_Problem requirements_:
Give every entry again, unchanged, and leave its images out.

— START OF Raw data —

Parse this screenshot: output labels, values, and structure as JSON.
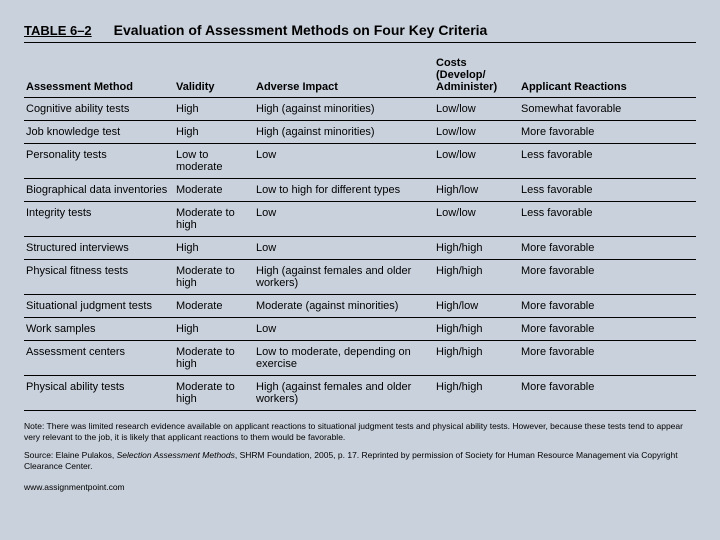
{
  "header": {
    "table_number": "TABLE 6–2",
    "title": "Evaluation of Assessment Methods on Four Key Criteria"
  },
  "columns": {
    "method": "Assessment Method",
    "validity": "Validity",
    "adverse": "Adverse Impact",
    "costs": "Costs (Develop/ Administer)",
    "reactions": "Applicant Reactions"
  },
  "rows": [
    {
      "method": "Cognitive ability tests",
      "validity": "High",
      "adverse": "High (against minorities)",
      "costs": "Low/low",
      "reactions": "Somewhat favorable"
    },
    {
      "method": "Job knowledge test",
      "validity": "High",
      "adverse": "High (against minorities)",
      "costs": "Low/low",
      "reactions": "More favorable"
    },
    {
      "method": "Personality tests",
      "validity": "Low to moderate",
      "adverse": "Low",
      "costs": "Low/low",
      "reactions": "Less favorable"
    },
    {
      "method": "Biographical data inventories",
      "validity": "Moderate",
      "adverse": "Low to high for different types",
      "costs": "High/low",
      "reactions": "Less favorable"
    },
    {
      "method": "Integrity tests",
      "validity": "Moderate to high",
      "adverse": "Low",
      "costs": "Low/low",
      "reactions": "Less favorable"
    },
    {
      "method": "Structured interviews",
      "validity": "High",
      "adverse": "Low",
      "costs": "High/high",
      "reactions": "More favorable"
    },
    {
      "method": "Physical fitness tests",
      "validity": "Moderate to high",
      "adverse": "High (against females and older workers)",
      "costs": "High/high",
      "reactions": "More favorable"
    },
    {
      "method": "Situational judgment tests",
      "validity": "Moderate",
      "adverse": "Moderate (against minorities)",
      "costs": "High/low",
      "reactions": "More favorable"
    },
    {
      "method": "Work samples",
      "validity": "High",
      "adverse": "Low",
      "costs": "High/high",
      "reactions": "More favorable"
    },
    {
      "method": "Assessment centers",
      "validity": "Moderate to high",
      "adverse": "Low to moderate, depending on exercise",
      "costs": "High/high",
      "reactions": "More favorable"
    },
    {
      "method": "Physical ability tests",
      "validity": "Moderate to high",
      "adverse": "High (against females and older workers)",
      "costs": "High/high",
      "reactions": "More favorable"
    }
  ],
  "note": "Note: There was limited research evidence available on applicant reactions to situational judgment tests and physical ability tests. However, because these tests tend to appear very relevant to the job, it is likely that applicant reactions to them would be favorable.",
  "source_prefix": "Source: ",
  "source_author": "Elaine Pulakos, ",
  "source_title": "Selection Assessment Methods",
  "source_rest": ", SHRM Foundation, 2005, p. 17. Reprinted by permission of Society for Human Resource Management via Copyright Clearance Center.",
  "url": "www.assignmentpoint.com"
}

— END OF Raw data —

_Result of the exercise_:
Parse this screenshot: output labels, values, and structure as JSON.
{
  "header": {
    "table_number": "TABLE 6–2",
    "title": "Evaluation of Assessment Methods on Four Key Criteria"
  },
  "columns": {
    "method": "Assessment Method",
    "validity": "Validity",
    "adverse": "Adverse Impact",
    "costs": "Costs (Develop/ Administer)",
    "reactions": "Applicant Reactions"
  },
  "rows": [
    {
      "method": "Cognitive ability tests",
      "validity": "High",
      "adverse": "High (against minorities)",
      "costs": "Low/low",
      "reactions": "Somewhat favorable"
    },
    {
      "method": "Job knowledge test",
      "validity": "High",
      "adverse": "High (against minorities)",
      "costs": "Low/low",
      "reactions": "More favorable"
    },
    {
      "method": "Personality tests",
      "validity": "Low to moderate",
      "adverse": "Low",
      "costs": "Low/low",
      "reactions": "Less favorable"
    },
    {
      "method": "Biographical data inventories",
      "validity": "Moderate",
      "adverse": "Low to high for different types",
      "costs": "High/low",
      "reactions": "Less favorable"
    },
    {
      "method": "Integrity tests",
      "validity": "Moderate to high",
      "adverse": "Low",
      "costs": "Low/low",
      "reactions": "Less favorable"
    },
    {
      "method": "Structured interviews",
      "validity": "High",
      "adverse": "Low",
      "costs": "High/high",
      "reactions": "More favorable"
    },
    {
      "method": "Physical fitness tests",
      "validity": "Moderate to high",
      "adverse": "High (against females and older workers)",
      "costs": "High/high",
      "reactions": "More favorable"
    },
    {
      "method": "Situational judgment tests",
      "validity": "Moderate",
      "adverse": "Moderate (against minorities)",
      "costs": "High/low",
      "reactions": "More favorable"
    },
    {
      "method": "Work samples",
      "validity": "High",
      "adverse": "Low",
      "costs": "High/high",
      "reactions": "More favorable"
    },
    {
      "method": "Assessment centers",
      "validity": "Moderate to high",
      "adverse": "Low to moderate, depending on exercise",
      "costs": "High/high",
      "reactions": "More favorable"
    },
    {
      "method": "Physical ability tests",
      "validity": "Moderate to high",
      "adverse": "High (against females and older workers)",
      "costs": "High/high",
      "reactions": "More favorable"
    }
  ],
  "note": "Note: There was limited research evidence available on applicant reactions to situational judgment tests and physical ability tests. However, because these tests tend to appear very relevant to the job, it is likely that applicant reactions to them would be favorable.",
  "source_prefix": "Source: ",
  "source_author": "Elaine Pulakos, ",
  "source_title": "Selection Assessment Methods",
  "source_rest": ", SHRM Foundation, 2005, p. 17. Reprinted by permission of Society for Human Resource Management via Copyright Clearance Center.",
  "url": "www.assignmentpoint.com"
}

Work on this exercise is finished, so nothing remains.